--- What the task asks ---
In the entries, find all lines that hold the word "value" and copy them.
══ Data entries ══
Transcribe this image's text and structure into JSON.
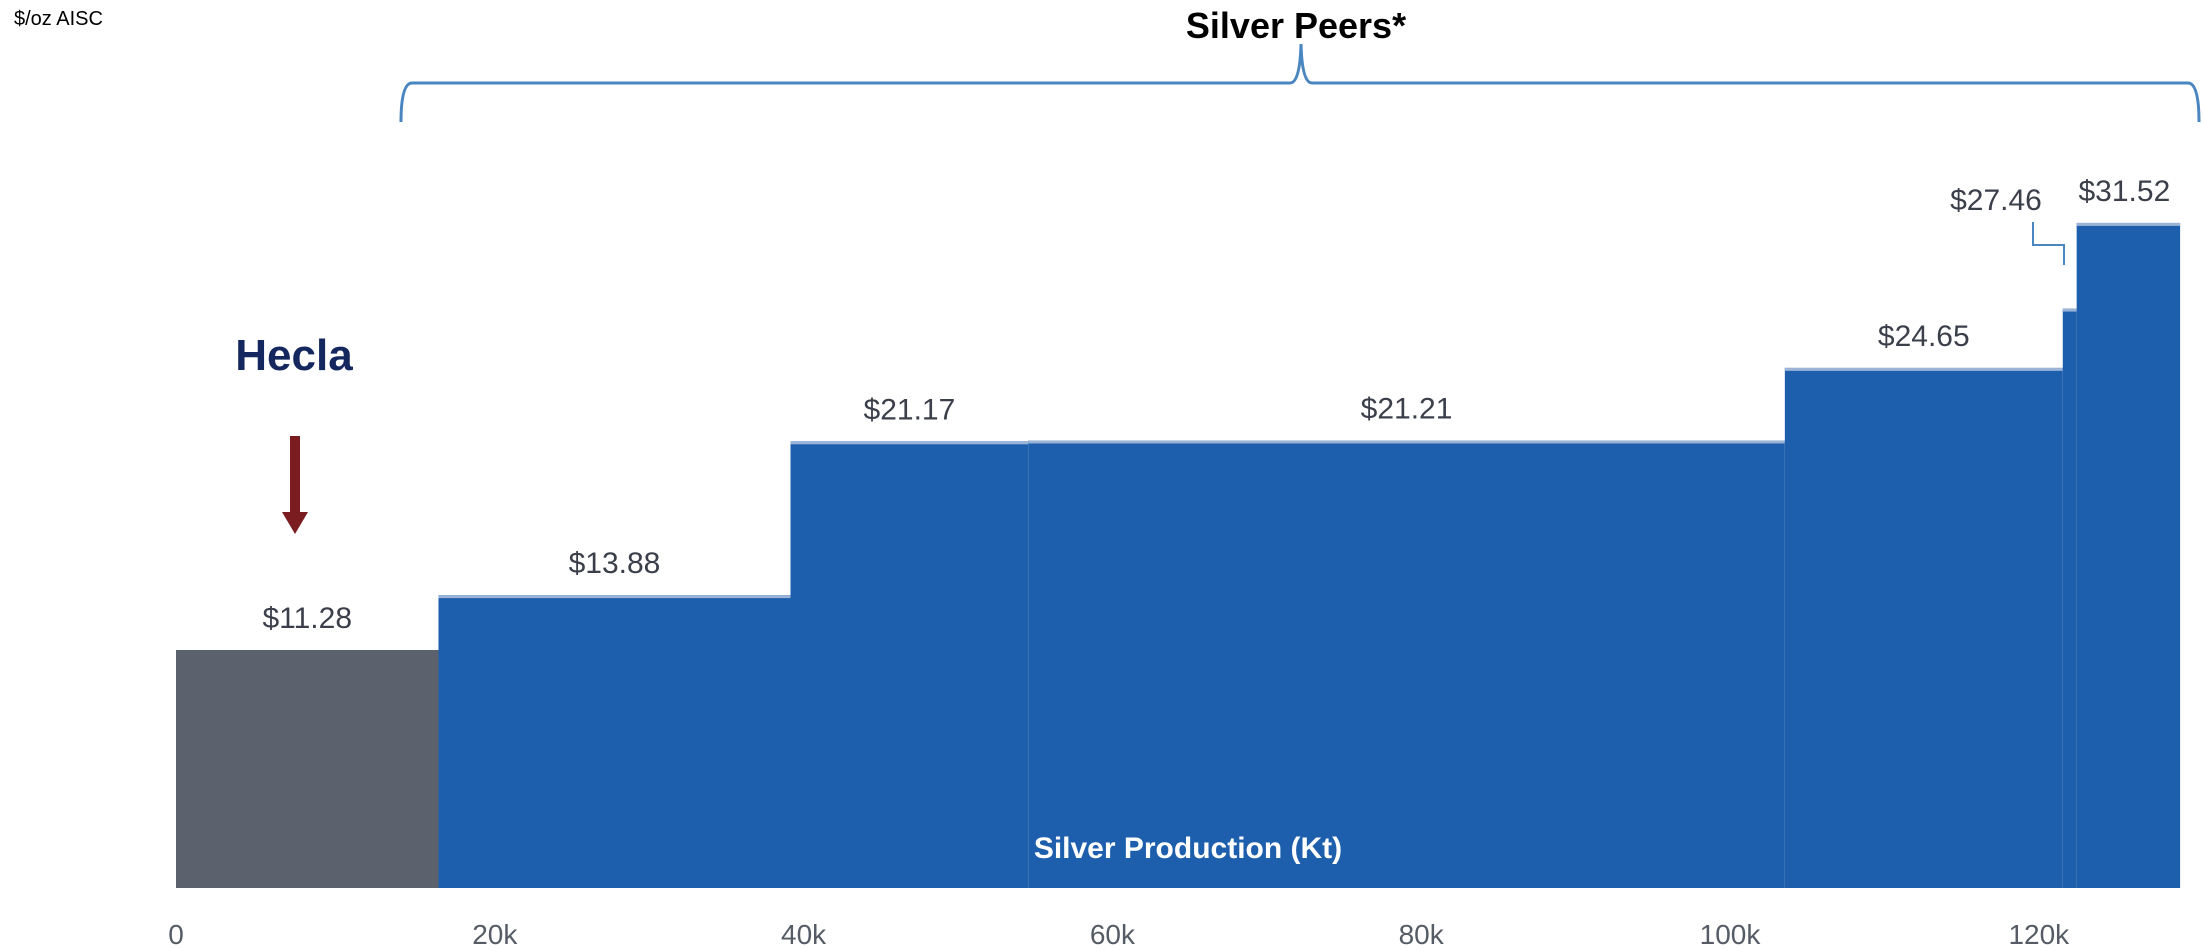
{
  "chart_data": {
    "type": "bar",
    "title": "Silver Peers*",
    "ylabel": "$/oz AISC",
    "xlabel": "Silver Production (Kt)",
    "highlight_label": "Hecla",
    "x_ticks": [
      "0",
      "20k",
      "40k",
      "60k",
      "80k",
      "100k",
      "120k"
    ],
    "xlim": [
      0,
      130
    ],
    "ylim": [
      0,
      34
    ],
    "grid": false,
    "legend": "none",
    "series": [
      {
        "x0": 0,
        "x1": 17,
        "value": 11.28,
        "label": "$11.28"
      },
      {
        "x0": 17,
        "x1": 39.8,
        "value": 13.88,
        "label": "$13.88"
      },
      {
        "x0": 39.8,
        "x1": 55.2,
        "value": 21.17,
        "label": "$21.17"
      },
      {
        "x0": 55.2,
        "x1": 104.2,
        "value": 21.21,
        "label": "$21.21"
      },
      {
        "x0": 104.2,
        "x1": 122.2,
        "value": 24.65,
        "label": "$24.65"
      },
      {
        "x0": 122.2,
        "x1": 123.1,
        "value": 27.46,
        "label": "$27.46"
      },
      {
        "x0": 123.1,
        "x1": 129.8,
        "value": 31.52,
        "label": "$31.52"
      }
    ],
    "colors": {
      "hecla_bar": "#5b626d",
      "peer_bar": "#1d5fac",
      "bar_top_line": "#9ab3d6",
      "brace": "#4a86bf",
      "hecla_text": "#14275e",
      "arrow": "#7b1c21"
    }
  }
}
═══
--- Task response ---
        "value": 11.28,
        "value": 13.88,
        "value": 21.17,
        "value": 21.21,
        "value": 24.65,
        "value": 27.46,
        "value": 31.52,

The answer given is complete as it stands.